### [WRITTEN EXERCISE]
Search the material for the string "Year", then return every line where it is found.

(Records that describe figures)
-=-=-=-=-
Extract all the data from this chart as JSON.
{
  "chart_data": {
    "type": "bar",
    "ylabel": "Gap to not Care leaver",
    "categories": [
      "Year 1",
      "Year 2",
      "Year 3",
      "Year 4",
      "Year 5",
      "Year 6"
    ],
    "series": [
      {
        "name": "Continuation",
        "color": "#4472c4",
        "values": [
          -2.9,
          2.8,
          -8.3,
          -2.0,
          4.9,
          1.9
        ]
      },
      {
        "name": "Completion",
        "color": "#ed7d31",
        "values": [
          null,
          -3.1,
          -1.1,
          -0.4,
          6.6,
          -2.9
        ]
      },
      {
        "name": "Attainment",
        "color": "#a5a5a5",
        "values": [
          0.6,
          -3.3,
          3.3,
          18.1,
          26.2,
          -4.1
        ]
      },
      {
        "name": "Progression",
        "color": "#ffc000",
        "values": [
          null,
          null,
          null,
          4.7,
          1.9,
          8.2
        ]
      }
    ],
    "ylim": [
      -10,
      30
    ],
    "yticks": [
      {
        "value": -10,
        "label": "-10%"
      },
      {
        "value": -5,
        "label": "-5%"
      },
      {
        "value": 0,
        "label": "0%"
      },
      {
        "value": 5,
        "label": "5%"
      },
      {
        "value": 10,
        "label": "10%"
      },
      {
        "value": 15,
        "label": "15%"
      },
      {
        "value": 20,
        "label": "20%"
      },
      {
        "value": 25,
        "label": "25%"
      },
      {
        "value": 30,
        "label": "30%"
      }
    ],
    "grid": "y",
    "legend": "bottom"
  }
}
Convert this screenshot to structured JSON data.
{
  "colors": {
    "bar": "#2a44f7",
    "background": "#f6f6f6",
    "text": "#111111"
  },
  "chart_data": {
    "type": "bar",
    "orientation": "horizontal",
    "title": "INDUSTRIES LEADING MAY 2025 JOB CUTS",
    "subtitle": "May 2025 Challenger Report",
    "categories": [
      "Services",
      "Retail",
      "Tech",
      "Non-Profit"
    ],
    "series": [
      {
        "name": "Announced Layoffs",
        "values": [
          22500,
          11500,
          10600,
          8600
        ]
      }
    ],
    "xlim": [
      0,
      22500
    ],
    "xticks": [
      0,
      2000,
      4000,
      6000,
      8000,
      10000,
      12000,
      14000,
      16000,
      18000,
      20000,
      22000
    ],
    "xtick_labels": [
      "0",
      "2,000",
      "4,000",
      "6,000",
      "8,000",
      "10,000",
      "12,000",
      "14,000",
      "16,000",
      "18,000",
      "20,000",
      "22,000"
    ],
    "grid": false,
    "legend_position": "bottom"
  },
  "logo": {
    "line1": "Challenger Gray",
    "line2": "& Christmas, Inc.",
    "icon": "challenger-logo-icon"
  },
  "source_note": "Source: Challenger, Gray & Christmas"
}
-=-=-=-=-
### [THE RESULT]
      "Year 1",
      "Year 2",
      "Year 3",
      "Year 4",
      "Year 5",
      "Year 6"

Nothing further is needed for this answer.